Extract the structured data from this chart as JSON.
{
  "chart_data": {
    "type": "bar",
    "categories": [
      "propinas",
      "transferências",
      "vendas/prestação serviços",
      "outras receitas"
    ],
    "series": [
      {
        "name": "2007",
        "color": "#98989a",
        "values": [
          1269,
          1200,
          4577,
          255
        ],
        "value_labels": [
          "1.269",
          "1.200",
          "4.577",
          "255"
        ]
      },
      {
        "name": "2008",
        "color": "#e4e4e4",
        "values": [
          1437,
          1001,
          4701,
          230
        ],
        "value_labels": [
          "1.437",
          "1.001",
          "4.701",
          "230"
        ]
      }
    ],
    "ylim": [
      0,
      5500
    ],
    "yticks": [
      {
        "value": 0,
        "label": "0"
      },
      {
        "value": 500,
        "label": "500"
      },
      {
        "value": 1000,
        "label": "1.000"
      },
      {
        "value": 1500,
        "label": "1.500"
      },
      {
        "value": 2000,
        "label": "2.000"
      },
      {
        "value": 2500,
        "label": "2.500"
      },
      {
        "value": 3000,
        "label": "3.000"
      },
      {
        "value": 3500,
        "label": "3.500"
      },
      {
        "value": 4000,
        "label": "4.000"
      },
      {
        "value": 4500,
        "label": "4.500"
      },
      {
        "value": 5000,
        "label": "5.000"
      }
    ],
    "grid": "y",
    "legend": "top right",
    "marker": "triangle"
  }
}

§ §

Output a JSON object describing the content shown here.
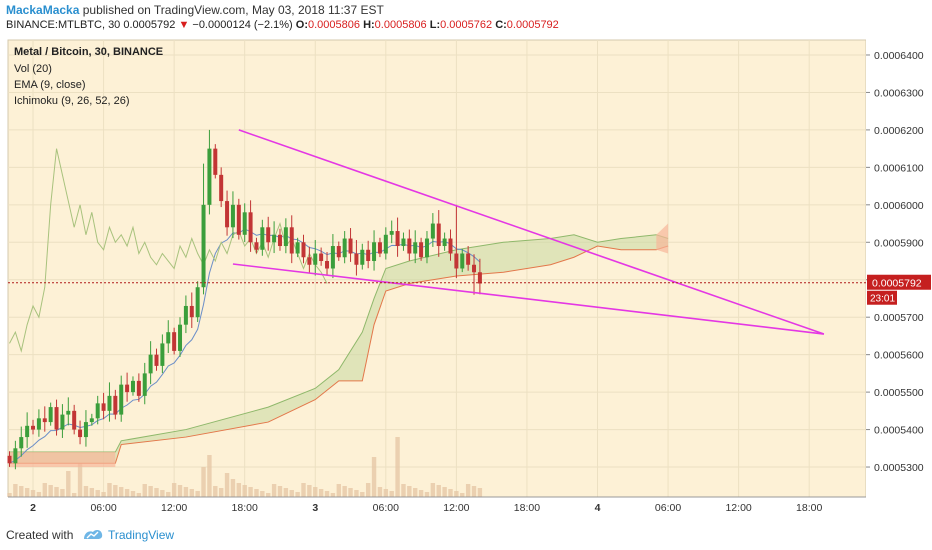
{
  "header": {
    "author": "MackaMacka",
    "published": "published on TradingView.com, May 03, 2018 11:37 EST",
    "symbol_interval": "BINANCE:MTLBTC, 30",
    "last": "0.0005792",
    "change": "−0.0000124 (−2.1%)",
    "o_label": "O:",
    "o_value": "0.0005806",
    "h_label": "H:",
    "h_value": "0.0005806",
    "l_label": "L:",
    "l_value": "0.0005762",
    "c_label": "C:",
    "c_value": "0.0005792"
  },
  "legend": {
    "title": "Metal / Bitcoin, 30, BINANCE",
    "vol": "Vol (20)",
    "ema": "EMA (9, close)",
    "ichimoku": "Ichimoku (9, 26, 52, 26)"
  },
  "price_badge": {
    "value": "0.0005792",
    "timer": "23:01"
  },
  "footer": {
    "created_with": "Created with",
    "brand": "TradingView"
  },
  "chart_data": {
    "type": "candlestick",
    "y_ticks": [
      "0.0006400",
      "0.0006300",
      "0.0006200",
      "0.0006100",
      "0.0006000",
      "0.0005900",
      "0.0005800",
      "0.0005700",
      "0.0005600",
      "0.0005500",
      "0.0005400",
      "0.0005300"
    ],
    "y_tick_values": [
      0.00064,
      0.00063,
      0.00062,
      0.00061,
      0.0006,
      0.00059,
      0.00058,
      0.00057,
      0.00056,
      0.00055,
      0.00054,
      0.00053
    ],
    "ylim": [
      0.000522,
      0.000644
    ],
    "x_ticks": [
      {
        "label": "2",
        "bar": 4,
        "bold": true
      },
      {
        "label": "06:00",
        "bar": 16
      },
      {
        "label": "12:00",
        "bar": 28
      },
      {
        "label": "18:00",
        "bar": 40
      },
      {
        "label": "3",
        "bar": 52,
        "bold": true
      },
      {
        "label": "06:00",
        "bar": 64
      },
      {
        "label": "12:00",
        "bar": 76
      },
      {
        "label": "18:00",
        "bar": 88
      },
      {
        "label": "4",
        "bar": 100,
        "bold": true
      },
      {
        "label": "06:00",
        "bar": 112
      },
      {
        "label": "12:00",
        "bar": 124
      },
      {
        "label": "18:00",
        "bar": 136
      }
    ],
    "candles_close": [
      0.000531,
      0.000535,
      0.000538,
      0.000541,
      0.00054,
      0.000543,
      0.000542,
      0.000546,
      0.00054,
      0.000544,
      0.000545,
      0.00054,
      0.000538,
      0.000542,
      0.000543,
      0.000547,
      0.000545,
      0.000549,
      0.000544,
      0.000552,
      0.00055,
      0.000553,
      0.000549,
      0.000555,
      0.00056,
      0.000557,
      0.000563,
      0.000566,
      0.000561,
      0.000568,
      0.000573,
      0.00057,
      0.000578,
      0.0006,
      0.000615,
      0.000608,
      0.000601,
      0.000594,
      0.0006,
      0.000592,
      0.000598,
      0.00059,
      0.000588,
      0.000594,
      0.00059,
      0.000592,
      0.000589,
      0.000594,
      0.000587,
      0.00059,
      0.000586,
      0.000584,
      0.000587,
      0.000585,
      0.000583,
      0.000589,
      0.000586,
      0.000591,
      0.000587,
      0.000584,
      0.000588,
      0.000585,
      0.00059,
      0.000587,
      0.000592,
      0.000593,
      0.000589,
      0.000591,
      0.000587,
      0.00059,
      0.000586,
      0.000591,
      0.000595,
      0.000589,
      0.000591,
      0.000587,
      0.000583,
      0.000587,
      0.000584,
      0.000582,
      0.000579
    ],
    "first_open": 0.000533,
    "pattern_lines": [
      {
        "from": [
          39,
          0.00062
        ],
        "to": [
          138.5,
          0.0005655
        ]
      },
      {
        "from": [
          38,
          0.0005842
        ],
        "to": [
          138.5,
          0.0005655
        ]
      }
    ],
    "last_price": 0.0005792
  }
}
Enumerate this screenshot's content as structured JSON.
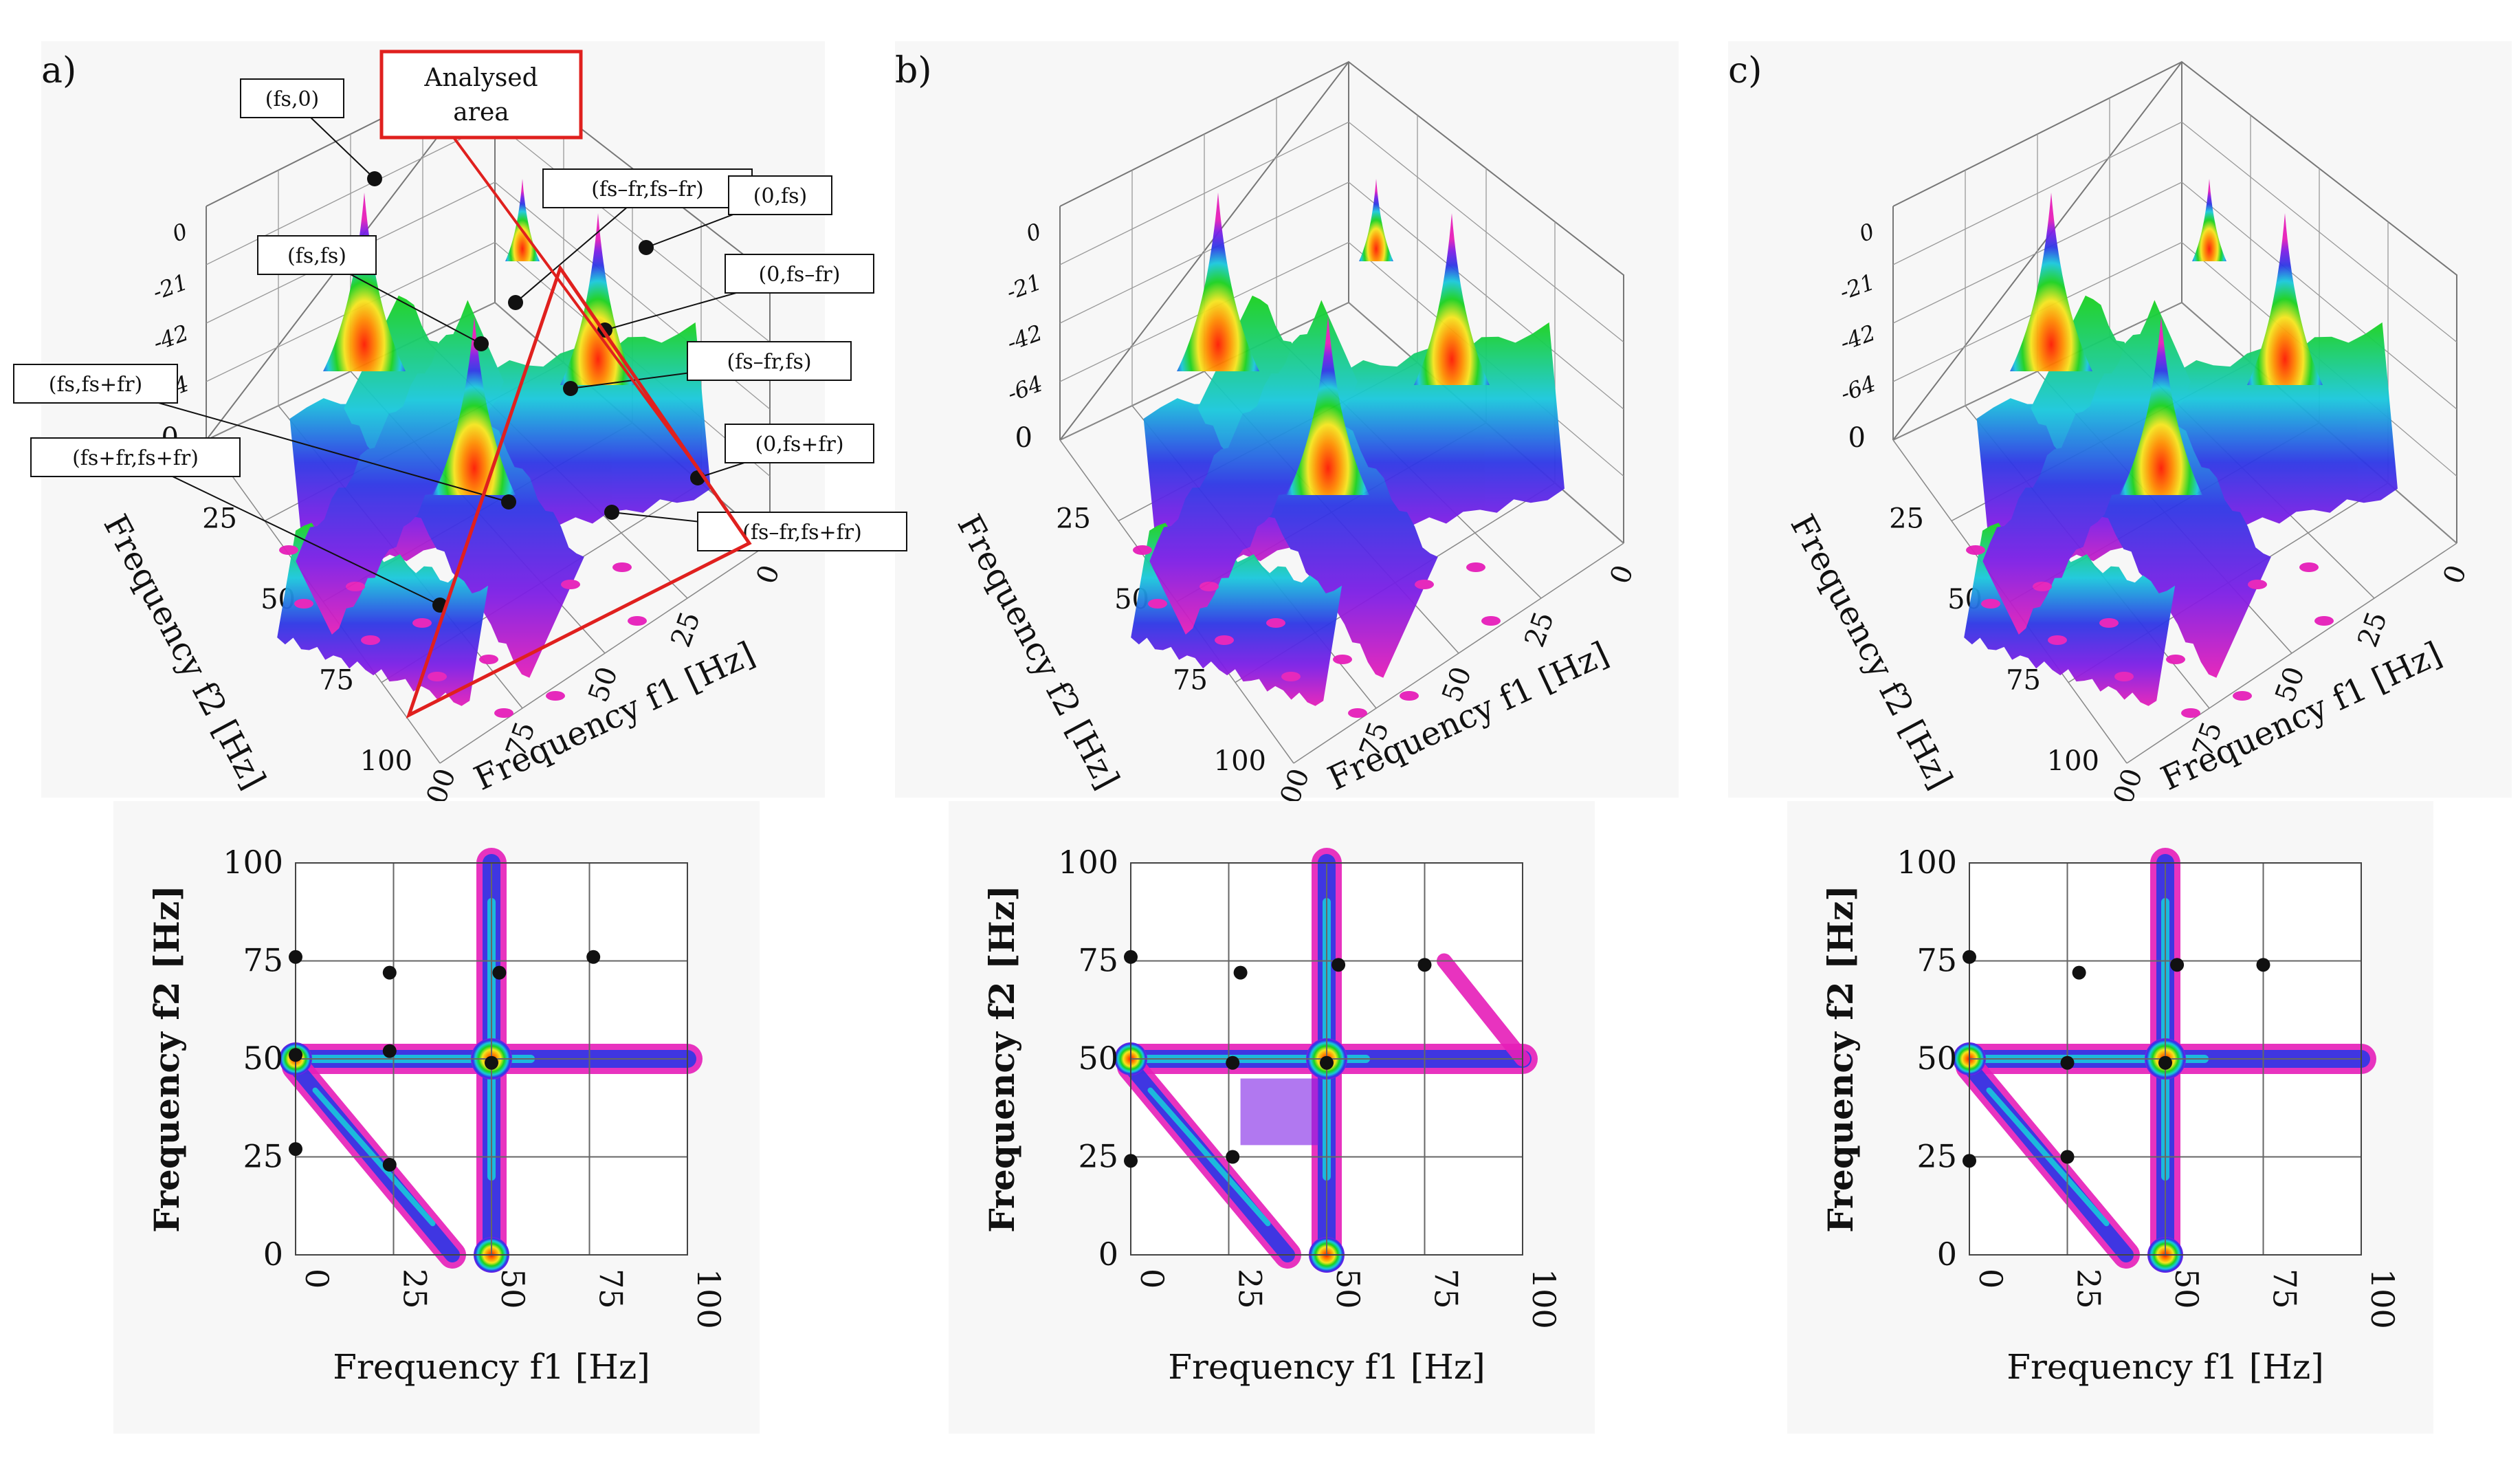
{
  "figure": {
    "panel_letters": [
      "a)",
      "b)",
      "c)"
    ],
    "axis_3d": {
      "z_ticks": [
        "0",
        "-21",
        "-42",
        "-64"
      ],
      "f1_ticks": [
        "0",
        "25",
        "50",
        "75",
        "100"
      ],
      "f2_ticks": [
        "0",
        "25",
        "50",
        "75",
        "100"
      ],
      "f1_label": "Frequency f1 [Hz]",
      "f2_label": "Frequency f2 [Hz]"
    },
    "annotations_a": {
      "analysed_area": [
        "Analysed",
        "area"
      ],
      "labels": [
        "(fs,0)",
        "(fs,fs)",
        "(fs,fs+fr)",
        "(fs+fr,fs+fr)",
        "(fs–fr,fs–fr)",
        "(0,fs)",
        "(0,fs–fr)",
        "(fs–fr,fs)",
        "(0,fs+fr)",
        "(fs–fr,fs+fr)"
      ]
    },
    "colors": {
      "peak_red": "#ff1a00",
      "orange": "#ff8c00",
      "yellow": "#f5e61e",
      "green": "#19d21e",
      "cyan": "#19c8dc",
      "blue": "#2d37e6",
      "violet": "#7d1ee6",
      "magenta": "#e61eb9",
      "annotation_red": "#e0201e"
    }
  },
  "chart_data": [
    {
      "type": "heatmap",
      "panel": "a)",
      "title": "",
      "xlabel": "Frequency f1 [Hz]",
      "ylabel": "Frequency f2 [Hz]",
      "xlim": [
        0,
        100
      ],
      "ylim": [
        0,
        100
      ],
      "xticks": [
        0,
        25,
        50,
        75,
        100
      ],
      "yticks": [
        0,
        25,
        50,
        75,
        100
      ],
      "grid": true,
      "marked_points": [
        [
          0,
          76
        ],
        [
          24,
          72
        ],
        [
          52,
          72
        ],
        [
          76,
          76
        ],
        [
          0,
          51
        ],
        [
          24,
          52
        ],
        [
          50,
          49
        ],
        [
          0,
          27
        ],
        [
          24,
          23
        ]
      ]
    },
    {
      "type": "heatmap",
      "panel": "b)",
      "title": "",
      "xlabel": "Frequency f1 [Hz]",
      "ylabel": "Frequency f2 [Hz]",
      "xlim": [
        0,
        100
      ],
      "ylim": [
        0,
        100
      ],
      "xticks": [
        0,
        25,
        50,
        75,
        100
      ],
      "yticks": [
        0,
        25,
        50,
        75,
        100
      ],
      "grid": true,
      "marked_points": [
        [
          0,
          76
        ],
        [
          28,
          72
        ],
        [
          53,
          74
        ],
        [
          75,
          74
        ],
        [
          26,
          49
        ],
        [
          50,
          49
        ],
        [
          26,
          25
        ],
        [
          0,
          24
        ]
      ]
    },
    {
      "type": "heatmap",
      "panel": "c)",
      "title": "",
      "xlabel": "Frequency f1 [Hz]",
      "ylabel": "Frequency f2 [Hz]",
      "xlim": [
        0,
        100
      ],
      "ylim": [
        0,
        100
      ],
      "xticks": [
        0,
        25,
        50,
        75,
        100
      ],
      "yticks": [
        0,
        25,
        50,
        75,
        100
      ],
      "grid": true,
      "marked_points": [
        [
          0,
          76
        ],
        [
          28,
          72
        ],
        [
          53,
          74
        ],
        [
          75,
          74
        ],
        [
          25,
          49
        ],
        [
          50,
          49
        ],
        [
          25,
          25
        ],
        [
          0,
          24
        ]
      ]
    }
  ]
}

§ §

Which lines contain "TradingView"? Copy each of them.

    "published": "published on TradingView.com, May 03, 2018 11:37 EST",
    "brand": "TradingView"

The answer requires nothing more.